What is expected:
Copy every record exactly, and keep the pictures out.

Materials provided start

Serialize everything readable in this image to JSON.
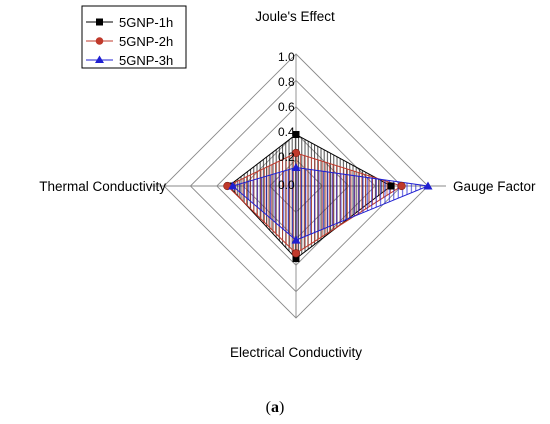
{
  "chart_data": {
    "type": "radar",
    "axes": [
      "Joule's Effect",
      "Gauge Factor",
      "Electrical Conductivity",
      "Thermal Conductivity"
    ],
    "ticks": [
      "1.0",
      "0.8",
      "0.6",
      "0.4",
      "0.2",
      "0.0"
    ],
    "rlim": [
      0,
      1.0
    ],
    "grid": true,
    "legend_position": "top-left",
    "series": [
      {
        "name": "5GNP-1h",
        "color": "#000000",
        "marker": "square",
        "values": [
          0.39,
          0.72,
          0.55,
          0.51
        ]
      },
      {
        "name": "5GNP-2h",
        "color": "#c0392b",
        "marker": "circle",
        "values": [
          0.25,
          0.8,
          0.51,
          0.52
        ]
      },
      {
        "name": "5GNP-3h",
        "color": "#1f1fd1",
        "marker": "triangle",
        "values": [
          0.14,
          1.0,
          0.41,
          0.48
        ]
      }
    ]
  },
  "caption": {
    "open": "(",
    "letter": "a",
    "close": ")"
  }
}
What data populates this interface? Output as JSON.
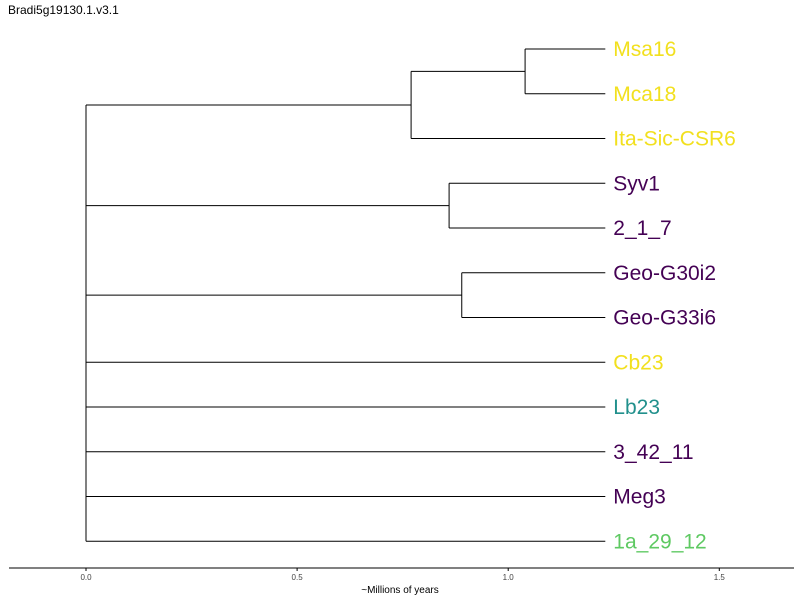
{
  "title": "Bradi5g19130.1.v3.1",
  "colors": {
    "yellow": "#f2e01e",
    "purple": "#440154",
    "teal": "#21908c",
    "green": "#5ec962",
    "branch": "#000000"
  },
  "chart_data": {
    "type": "dendrogram",
    "xlabel": "~Millions of years",
    "xticks": [
      "0.0",
      "0.5",
      "1.0",
      "1.5"
    ],
    "xtick_values": [
      0.0,
      0.5,
      1.0,
      1.5
    ],
    "xlim": [
      -0.18,
      1.68
    ],
    "root_age": 0.0,
    "leaves": [
      {
        "name": "Msa16",
        "color": "#f2e01e",
        "depth": 1.23
      },
      {
        "name": "Mca18",
        "color": "#f2e01e",
        "depth": 1.23
      },
      {
        "name": "Ita-Sic-CSR6",
        "color": "#f2e01e",
        "depth": 1.23
      },
      {
        "name": "Syv1",
        "color": "#440154",
        "depth": 1.23
      },
      {
        "name": "2_1_7",
        "color": "#440154",
        "depth": 1.23
      },
      {
        "name": "Geo-G30i2",
        "color": "#440154",
        "depth": 1.23
      },
      {
        "name": "Geo-G33i6",
        "color": "#440154",
        "depth": 1.23
      },
      {
        "name": "Cb23",
        "color": "#f2e01e",
        "depth": 1.23
      },
      {
        "name": "Lb23",
        "color": "#21908c",
        "depth": 1.23
      },
      {
        "name": "3_42_11",
        "color": "#440154",
        "depth": 1.23
      },
      {
        "name": "Meg3",
        "color": "#440154",
        "depth": 1.23
      },
      {
        "name": "1a_29_12",
        "color": "#5ec962",
        "depth": 1.23
      }
    ],
    "clades": [
      {
        "depth": 1.04,
        "children": [
          "Msa16",
          "Mca18"
        ]
      },
      {
        "depth": 0.77,
        "children": [
          [
            "Msa16",
            "Mca18"
          ],
          "Ita-Sic-CSR6"
        ]
      },
      {
        "depth": 0.86,
        "children": [
          "Syv1",
          "2_1_7"
        ]
      },
      {
        "depth": 0.89,
        "children": [
          "Geo-G30i2",
          "Geo-G33i6"
        ]
      }
    ]
  }
}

Materials provided end

Response to this task:
Serialize everything readable in this image to JSON.
{
  "chart_data": {
    "type": "radar",
    "axes": [
      "Joule's Effect",
      "Gauge Factor",
      "Electrical Conductivity",
      "Thermal Conductivity"
    ],
    "ticks": [
      "1.0",
      "0.8",
      "0.6",
      "0.4",
      "0.2",
      "0.0"
    ],
    "rlim": [
      0,
      1.0
    ],
    "grid": true,
    "legend_position": "top-left",
    "series": [
      {
        "name": "5GNP-1h",
        "color": "#000000",
        "marker": "square",
        "values": [
          0.39,
          0.72,
          0.55,
          0.51
        ]
      },
      {
        "name": "5GNP-2h",
        "color": "#c0392b",
        "marker": "circle",
        "values": [
          0.25,
          0.8,
          0.51,
          0.52
        ]
      },
      {
        "name": "5GNP-3h",
        "color": "#1f1fd1",
        "marker": "triangle",
        "values": [
          0.14,
          1.0,
          0.41,
          0.48
        ]
      }
    ]
  },
  "caption": {
    "open": "(",
    "letter": "a",
    "close": ")"
  }
}
What data populates this interface? Output as JSON.
{
  "title": "Bradi5g19130.1.v3.1",
  "colors": {
    "yellow": "#f2e01e",
    "purple": "#440154",
    "teal": "#21908c",
    "green": "#5ec962",
    "branch": "#000000"
  },
  "chart_data": {
    "type": "dendrogram",
    "xlabel": "~Millions of years",
    "xticks": [
      "0.0",
      "0.5",
      "1.0",
      "1.5"
    ],
    "xtick_values": [
      0.0,
      0.5,
      1.0,
      1.5
    ],
    "xlim": [
      -0.18,
      1.68
    ],
    "root_age": 0.0,
    "leaves": [
      {
        "name": "Msa16",
        "color": "#f2e01e",
        "depth": 1.23
      },
      {
        "name": "Mca18",
        "color": "#f2e01e",
        "depth": 1.23
      },
      {
        "name": "Ita-Sic-CSR6",
        "color": "#f2e01e",
        "depth": 1.23
      },
      {
        "name": "Syv1",
        "color": "#440154",
        "depth": 1.23
      },
      {
        "name": "2_1_7",
        "color": "#440154",
        "depth": 1.23
      },
      {
        "name": "Geo-G30i2",
        "color": "#440154",
        "depth": 1.23
      },
      {
        "name": "Geo-G33i6",
        "color": "#440154",
        "depth": 1.23
      },
      {
        "name": "Cb23",
        "color": "#f2e01e",
        "depth": 1.23
      },
      {
        "name": "Lb23",
        "color": "#21908c",
        "depth": 1.23
      },
      {
        "name": "3_42_11",
        "color": "#440154",
        "depth": 1.23
      },
      {
        "name": "Meg3",
        "color": "#440154",
        "depth": 1.23
      },
      {
        "name": "1a_29_12",
        "color": "#5ec962",
        "depth": 1.23
      }
    ],
    "clades": [
      {
        "depth": 1.04,
        "children": [
          "Msa16",
          "Mca18"
        ]
      },
      {
        "depth": 0.77,
        "children": [
          [
            "Msa16",
            "Mca18"
          ],
          "Ita-Sic-CSR6"
        ]
      },
      {
        "depth": 0.86,
        "children": [
          "Syv1",
          "2_1_7"
        ]
      },
      {
        "depth": 0.89,
        "children": [
          "Geo-G30i2",
          "Geo-G33i6"
        ]
      }
    ]
  }
}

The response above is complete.